_STATED PROBLEM:_
From the records, pick out and copy each line containing "link".

_SUPPLIED INFORMATION:_
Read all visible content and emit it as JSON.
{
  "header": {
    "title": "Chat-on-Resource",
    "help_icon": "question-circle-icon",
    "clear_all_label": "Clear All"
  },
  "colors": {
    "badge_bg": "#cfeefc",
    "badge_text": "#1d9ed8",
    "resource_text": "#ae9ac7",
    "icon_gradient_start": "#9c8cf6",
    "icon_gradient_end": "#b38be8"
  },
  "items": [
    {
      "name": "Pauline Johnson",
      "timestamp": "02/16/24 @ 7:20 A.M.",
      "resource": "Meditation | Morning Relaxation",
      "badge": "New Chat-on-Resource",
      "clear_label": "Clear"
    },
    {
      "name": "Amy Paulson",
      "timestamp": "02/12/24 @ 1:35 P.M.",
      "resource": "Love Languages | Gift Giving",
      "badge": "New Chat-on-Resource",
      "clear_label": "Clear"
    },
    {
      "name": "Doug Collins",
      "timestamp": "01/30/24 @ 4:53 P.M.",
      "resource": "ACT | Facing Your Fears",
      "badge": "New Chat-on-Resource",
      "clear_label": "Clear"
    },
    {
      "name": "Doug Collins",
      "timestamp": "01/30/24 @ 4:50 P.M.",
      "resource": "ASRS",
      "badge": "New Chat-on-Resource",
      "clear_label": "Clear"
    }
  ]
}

==

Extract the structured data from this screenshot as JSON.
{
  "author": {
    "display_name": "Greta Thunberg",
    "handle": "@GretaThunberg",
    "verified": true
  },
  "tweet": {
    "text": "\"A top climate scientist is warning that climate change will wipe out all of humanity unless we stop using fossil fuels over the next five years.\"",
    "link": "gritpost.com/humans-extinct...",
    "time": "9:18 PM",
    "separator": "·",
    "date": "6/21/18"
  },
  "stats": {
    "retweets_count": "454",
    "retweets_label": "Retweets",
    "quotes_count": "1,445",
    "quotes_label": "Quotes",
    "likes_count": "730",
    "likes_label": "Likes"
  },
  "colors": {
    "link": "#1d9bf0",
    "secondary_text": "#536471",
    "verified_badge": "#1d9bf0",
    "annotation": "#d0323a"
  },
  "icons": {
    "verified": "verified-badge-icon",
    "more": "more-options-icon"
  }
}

_TASK SOLUTION:_
    "link": "gritpost.com/humans-extinct...",
    "link": "#1d9bf0",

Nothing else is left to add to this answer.